What is required: Please write out the complete listing that follows, exactly as it reads.

Data provided:

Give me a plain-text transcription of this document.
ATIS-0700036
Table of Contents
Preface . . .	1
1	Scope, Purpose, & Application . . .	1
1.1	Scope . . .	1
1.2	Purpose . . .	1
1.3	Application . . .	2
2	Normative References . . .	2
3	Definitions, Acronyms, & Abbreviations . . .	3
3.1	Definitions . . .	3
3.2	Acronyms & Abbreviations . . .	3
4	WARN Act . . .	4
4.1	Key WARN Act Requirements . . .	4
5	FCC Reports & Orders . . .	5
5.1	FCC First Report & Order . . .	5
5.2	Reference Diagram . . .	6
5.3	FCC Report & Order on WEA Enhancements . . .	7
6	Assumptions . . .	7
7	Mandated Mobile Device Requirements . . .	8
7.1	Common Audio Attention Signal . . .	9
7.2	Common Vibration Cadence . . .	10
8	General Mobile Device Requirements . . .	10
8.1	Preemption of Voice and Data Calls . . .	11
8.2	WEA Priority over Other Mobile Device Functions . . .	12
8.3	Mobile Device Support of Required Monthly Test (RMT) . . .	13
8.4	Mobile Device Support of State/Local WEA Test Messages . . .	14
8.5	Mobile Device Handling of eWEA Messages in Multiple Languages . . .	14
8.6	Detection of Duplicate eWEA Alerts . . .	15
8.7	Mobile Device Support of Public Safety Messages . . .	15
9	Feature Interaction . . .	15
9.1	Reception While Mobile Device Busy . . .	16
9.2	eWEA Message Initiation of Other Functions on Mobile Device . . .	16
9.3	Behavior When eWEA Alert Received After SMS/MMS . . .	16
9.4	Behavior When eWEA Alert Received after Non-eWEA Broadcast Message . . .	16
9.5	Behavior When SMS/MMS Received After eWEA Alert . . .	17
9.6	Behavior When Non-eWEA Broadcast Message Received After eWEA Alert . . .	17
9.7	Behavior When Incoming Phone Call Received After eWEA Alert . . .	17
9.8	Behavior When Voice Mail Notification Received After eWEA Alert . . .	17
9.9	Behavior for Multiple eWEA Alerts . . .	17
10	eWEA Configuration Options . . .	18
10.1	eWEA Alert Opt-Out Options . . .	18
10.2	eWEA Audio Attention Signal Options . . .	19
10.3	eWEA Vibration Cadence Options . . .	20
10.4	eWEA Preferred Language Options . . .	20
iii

Answer to this problem:
Give me a plain-text transcription of this document.
ATIS-0700036
Table of Contents
Preface . . .	1
1	Scope, Purpose, & Application . . .	1
1.1	Scope . . .	1
1.2	Purpose . . .	1
1.3	Application . . .	2
2	Normative References . . .	2
3	Definitions, Acronyms, & Abbreviations . . .	3
3.1	Definitions . . .	3
3.2	Acronyms & Abbreviations . . .	3
4	WARN Act . . .	4
4.1	Key WARN Act Requirements . . .	4
5	FCC Reports & Orders . . .	5
5.1	FCC First Report & Order . . .	5
5.2	Reference Diagram . . .	6
5.3	FCC Report & Order on WEA Enhancements . . .	7
6	Assumptions . . .	7
7	Mandated Mobile Device Requirements . . .	8
7.1	Common Audio Attention Signal . . .	9
7.2	Common Vibration Cadence . . .	10
8	General Mobile Device Requirements . . .	10
8.1	Preemption of Voice and Data Calls . . .	11
8.2	WEA Priority over Other Mobile Device Functions . . .	12
8.3	Mobile Device Support of Required Monthly Test (RMT) . . .	13
8.4	Mobile Device Support of State/Local WEA Test Messages . . .	14
8.5	Mobile Device Handling of eWEA Messages in Multiple Languages . . .	14
8.6	Detection of Duplicate eWEA Alerts . . .	15
8.7	Mobile Device Support of Public Safety Messages . . .	15
9	Feature Interaction . . .	15
9.1	Reception While Mobile Device Busy . . .	16
9.2	eWEA Message Initiation of Other Functions on Mobile Device . . .	16
9.3	Behavior When eWEA Alert Received After SMS/MMS . . .	16
9.4	Behavior When eWEA Alert Received after Non-eWEA Broadcast Message . . .	16
9.5	Behavior When SMS/MMS Received After eWEA Alert . . .	17
9.6	Behavior When Non-eWEA Broadcast Message Received After eWEA Alert . . .	17
9.7	Behavior When Incoming Phone Call Received After eWEA Alert . . .	17
9.8	Behavior When Voice Mail Notification Received After eWEA Alert . . .	17
9.9	Behavior for Multiple eWEA Alerts . . .	17
10	eWEA Configuration Options . . .	18
10.1	eWEA Alert Opt-Out Options . . .	18
10.2	eWEA Audio Attention Signal Options . . .	19
10.3	eWEA Vibration Cadence Options . . .	20
10.4	eWEA Preferred Language Options . . .	20
iii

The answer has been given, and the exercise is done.